Collection entries:

━━━

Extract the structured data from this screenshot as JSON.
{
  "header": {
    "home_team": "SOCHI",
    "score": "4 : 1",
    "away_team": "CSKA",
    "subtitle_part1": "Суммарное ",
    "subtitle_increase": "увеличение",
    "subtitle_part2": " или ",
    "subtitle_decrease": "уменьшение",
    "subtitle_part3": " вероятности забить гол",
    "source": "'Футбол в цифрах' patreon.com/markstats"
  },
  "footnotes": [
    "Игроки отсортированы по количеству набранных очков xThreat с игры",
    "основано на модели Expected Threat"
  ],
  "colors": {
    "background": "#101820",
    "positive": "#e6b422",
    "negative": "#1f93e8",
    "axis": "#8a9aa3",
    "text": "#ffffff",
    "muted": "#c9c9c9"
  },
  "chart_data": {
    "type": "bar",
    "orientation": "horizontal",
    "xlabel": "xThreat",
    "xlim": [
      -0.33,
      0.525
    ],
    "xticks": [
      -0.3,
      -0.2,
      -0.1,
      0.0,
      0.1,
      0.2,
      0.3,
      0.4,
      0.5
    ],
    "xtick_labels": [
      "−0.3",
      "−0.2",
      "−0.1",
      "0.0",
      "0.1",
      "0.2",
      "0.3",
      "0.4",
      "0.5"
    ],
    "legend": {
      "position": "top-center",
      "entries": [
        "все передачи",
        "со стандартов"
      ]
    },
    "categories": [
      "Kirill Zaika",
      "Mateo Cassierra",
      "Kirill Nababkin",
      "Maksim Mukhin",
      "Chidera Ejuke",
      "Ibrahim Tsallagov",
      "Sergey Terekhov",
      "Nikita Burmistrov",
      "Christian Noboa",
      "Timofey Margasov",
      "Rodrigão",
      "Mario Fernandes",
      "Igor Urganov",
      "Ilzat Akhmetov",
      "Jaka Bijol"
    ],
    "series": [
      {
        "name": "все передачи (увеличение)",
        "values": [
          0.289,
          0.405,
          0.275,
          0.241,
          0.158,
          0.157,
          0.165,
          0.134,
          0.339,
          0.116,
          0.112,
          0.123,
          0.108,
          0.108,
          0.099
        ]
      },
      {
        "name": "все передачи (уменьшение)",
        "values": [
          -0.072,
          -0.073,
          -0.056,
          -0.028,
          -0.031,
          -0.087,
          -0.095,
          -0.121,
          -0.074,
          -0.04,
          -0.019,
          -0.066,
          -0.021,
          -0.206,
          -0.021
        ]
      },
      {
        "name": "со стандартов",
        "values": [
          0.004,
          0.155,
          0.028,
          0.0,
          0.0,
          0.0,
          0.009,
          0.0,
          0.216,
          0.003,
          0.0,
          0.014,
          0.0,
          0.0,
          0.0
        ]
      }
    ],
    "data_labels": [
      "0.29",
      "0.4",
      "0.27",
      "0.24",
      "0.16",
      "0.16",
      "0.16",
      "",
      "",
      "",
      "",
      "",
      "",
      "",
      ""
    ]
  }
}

━━━

Find the lines containing "увеличение" and pull them out.

    "subtitle_increase": "увеличение",
        "name": "все передачи (увеличение)",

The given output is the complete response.